▶ [ZITIERTER TEXT]
· · · · ·

Analyse Das schwere Erbe der Balkan-Kriege

Berlin · Auf ihrer Balkan-Reise ist Angela Merkel gestern Abend in Serbiens Hauptstadt Belgrad eingetroffen. Für zwei Tage reist sie auch nach Albanien und Bosnien. 20 Jahre nach dem Massaker an mehr als 8000 bosnischen Muslimen trifft die Kanzlerin heute die "Mütter von Srebrenica".

Inmitten der Griechenland-Krise reist Bundeskanzlerin Angela Merkel (CDU) auf den Balkan. Die Turbulenzen um den Euro verstellen seit Jahren den Blick darauf, dass die Staaten des ehemaligen Vielvölkerstaates Jugoslawien die eigentlichen Sorgenkinder Europas sind.

· · · · ·

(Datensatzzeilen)
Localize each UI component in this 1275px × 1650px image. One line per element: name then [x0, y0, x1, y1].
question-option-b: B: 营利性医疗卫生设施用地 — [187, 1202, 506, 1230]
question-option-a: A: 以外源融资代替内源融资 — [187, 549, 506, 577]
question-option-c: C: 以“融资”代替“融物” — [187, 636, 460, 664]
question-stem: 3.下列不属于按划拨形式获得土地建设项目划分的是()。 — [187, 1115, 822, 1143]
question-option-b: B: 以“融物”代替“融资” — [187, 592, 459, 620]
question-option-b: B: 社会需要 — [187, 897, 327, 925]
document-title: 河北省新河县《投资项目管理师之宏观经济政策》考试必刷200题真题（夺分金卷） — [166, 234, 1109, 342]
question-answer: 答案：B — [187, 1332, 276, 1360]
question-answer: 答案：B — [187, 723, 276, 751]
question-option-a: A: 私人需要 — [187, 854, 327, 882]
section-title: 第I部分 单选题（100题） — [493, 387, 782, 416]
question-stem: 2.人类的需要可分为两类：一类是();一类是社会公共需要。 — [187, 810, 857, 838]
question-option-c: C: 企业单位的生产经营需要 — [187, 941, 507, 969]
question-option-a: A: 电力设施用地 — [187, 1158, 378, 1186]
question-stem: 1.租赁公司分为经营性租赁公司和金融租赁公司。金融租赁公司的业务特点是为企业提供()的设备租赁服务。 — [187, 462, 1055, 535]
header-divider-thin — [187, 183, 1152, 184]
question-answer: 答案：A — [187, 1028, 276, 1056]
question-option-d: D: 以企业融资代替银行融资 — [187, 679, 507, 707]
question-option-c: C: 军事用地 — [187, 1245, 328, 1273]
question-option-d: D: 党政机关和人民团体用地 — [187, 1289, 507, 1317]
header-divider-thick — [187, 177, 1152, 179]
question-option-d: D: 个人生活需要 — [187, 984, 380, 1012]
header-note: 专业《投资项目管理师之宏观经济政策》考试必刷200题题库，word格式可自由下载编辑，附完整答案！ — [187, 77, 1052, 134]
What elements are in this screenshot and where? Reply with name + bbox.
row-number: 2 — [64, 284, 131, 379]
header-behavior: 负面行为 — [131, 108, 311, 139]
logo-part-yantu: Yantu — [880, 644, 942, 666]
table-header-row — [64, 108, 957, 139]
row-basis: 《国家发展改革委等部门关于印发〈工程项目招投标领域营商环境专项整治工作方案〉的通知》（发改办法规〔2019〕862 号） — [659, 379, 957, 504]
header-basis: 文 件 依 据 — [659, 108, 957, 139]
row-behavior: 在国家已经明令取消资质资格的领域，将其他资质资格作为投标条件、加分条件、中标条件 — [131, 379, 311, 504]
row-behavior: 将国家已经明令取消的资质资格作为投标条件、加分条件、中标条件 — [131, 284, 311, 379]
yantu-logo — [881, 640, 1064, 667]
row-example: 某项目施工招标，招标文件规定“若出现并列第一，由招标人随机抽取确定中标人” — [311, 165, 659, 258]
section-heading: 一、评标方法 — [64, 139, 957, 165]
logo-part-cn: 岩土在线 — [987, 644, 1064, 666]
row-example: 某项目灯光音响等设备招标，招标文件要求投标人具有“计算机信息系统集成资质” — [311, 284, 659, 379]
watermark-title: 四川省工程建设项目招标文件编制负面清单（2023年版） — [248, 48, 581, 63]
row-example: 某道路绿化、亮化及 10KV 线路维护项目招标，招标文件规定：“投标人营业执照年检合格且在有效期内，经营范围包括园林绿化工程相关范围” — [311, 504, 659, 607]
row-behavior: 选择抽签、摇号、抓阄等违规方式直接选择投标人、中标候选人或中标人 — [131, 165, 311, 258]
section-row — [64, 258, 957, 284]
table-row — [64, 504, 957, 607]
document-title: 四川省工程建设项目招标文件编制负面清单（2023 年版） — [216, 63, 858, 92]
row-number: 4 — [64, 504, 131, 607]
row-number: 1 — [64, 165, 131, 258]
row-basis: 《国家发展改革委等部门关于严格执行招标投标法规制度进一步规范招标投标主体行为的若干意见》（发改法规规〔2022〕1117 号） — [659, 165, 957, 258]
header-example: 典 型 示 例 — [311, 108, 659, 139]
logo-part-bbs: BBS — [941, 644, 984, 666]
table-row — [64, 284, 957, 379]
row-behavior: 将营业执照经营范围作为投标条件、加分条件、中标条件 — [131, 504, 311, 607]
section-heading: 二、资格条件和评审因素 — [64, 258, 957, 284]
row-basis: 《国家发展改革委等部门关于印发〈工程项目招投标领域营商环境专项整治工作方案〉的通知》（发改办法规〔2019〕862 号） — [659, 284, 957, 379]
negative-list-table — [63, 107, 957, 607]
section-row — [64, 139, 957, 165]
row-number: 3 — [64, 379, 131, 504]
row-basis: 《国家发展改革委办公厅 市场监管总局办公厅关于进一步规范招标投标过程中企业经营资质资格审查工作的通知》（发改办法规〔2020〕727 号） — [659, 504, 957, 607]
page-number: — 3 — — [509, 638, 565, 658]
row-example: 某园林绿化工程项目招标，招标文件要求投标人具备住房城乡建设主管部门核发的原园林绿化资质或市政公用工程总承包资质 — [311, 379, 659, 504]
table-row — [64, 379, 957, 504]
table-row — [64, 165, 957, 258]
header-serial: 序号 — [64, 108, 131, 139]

· · · · ·

▶ [AUFGABE 1] Fass im Artikel über die Balkan-Kriege den Absatz, der mit „Inmitten der Griechenland-Krise“ beginnt, als kurze Liste zusammen.
▶ [AUFGABE 2] Zitiere aus dem Artikel über die Balkan-Kriege wörtlich die Stelle von „Analyse Das schwere“ bis „Sorgenkinder Europas sind.“.

▶ [LÖSUNG 1]
- Bundeskanzlerin Angela Merkel (CDU) reist mitten in der Griechenland-Krise auf den Balkan.
- Die Euro-Turbulenzen lenken seit Jahren davon ab, dass die Staaten des früheren Jugoslawiens Europas eigentliche Sorgenkinder sind.

▶ [LÖSUNG 2]
Analyse Das schwere Erbe der Balkan-Kriege

Berlin · Auf ihrer Balkan-Reise ist Angela Merkel gestern Abend in Serbiens Hauptstadt Belgrad eingetroffen. Für zwei Tage reist sie auch nach Albanien und Bosnien. 20 Jahre nach dem Massaker an mehr als 8000 bosnischen Muslimen trifft die Kanzlerin heute die "Mütter von Srebrenica".

Inmitten der Griechenland-Krise reist Bundeskanzlerin Angela Merkel (CDU) auf den Balkan. Die Turbulenzen um den Euro verstellen seit Jahren den Blick darauf, dass die Staaten des ehemaligen Vielvölkerstaates Jugoslawien die eigentlichen Sorgenkinder Europas sind.